[Entries with figure data]
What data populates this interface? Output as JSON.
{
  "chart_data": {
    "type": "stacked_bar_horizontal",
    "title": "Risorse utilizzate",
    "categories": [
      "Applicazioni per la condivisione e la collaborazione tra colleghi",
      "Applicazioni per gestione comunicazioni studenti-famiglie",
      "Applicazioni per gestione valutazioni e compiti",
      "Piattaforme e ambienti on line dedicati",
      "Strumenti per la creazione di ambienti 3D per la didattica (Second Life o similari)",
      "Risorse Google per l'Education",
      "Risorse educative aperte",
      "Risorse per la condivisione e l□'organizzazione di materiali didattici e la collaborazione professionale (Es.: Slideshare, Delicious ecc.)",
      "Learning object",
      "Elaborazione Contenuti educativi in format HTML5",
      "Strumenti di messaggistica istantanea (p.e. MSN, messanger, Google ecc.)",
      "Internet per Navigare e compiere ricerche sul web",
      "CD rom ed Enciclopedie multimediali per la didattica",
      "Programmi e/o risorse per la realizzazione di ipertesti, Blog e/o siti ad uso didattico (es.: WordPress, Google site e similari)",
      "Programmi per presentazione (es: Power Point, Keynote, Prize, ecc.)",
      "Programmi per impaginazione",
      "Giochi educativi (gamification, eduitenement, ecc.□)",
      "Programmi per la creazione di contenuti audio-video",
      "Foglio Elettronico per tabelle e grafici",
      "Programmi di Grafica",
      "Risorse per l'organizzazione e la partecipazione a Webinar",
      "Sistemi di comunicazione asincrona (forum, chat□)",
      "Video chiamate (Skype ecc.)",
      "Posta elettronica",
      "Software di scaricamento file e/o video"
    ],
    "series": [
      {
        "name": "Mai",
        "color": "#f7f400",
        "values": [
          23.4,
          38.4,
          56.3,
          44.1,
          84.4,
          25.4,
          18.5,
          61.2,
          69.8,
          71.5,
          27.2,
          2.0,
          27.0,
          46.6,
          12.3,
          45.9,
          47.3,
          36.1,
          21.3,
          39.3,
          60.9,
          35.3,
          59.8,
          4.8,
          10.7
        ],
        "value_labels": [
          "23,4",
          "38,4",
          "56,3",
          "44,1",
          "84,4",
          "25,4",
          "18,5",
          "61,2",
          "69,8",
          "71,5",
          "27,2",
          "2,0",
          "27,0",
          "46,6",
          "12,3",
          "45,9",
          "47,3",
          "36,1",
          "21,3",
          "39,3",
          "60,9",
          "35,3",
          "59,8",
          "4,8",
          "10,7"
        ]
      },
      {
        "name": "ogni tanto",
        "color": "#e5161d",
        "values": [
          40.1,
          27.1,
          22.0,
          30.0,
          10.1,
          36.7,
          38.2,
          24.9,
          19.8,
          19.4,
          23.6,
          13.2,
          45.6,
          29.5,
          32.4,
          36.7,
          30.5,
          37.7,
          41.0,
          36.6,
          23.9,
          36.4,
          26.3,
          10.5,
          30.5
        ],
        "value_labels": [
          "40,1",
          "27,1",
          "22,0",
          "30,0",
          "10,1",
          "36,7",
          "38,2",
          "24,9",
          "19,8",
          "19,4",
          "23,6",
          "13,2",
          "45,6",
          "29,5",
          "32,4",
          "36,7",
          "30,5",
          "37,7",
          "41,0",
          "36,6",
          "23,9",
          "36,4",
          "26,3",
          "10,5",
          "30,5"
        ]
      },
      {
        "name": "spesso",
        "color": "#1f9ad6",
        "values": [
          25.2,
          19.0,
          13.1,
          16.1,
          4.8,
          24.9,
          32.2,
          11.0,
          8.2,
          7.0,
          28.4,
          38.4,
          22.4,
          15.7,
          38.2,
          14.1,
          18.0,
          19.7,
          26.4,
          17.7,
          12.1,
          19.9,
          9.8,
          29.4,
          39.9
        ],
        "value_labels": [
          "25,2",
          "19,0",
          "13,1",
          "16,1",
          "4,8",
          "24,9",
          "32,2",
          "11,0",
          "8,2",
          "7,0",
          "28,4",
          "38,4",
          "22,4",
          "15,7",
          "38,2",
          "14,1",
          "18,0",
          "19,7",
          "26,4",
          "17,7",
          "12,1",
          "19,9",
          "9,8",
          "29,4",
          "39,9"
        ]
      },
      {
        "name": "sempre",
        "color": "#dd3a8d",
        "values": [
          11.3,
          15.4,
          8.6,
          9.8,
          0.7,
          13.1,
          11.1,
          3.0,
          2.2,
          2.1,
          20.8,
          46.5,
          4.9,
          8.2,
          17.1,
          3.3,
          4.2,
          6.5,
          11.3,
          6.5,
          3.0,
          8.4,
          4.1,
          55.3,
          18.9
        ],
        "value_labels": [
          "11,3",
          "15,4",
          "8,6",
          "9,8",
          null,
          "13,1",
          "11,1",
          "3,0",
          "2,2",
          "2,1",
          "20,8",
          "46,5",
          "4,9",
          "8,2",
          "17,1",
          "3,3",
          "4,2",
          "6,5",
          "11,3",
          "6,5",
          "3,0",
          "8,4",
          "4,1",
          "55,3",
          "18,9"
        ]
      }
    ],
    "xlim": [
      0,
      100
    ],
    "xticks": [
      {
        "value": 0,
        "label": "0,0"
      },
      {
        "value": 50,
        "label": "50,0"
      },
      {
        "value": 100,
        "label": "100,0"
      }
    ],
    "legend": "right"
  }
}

EXERCISE PROMPT = Scan the listing above. Gather each line that contains the word "name".

COMPLETED TASK =
        "name": "Mai",
        "name": "ogni tanto",
        "name": "spesso",
        "name": "sempre",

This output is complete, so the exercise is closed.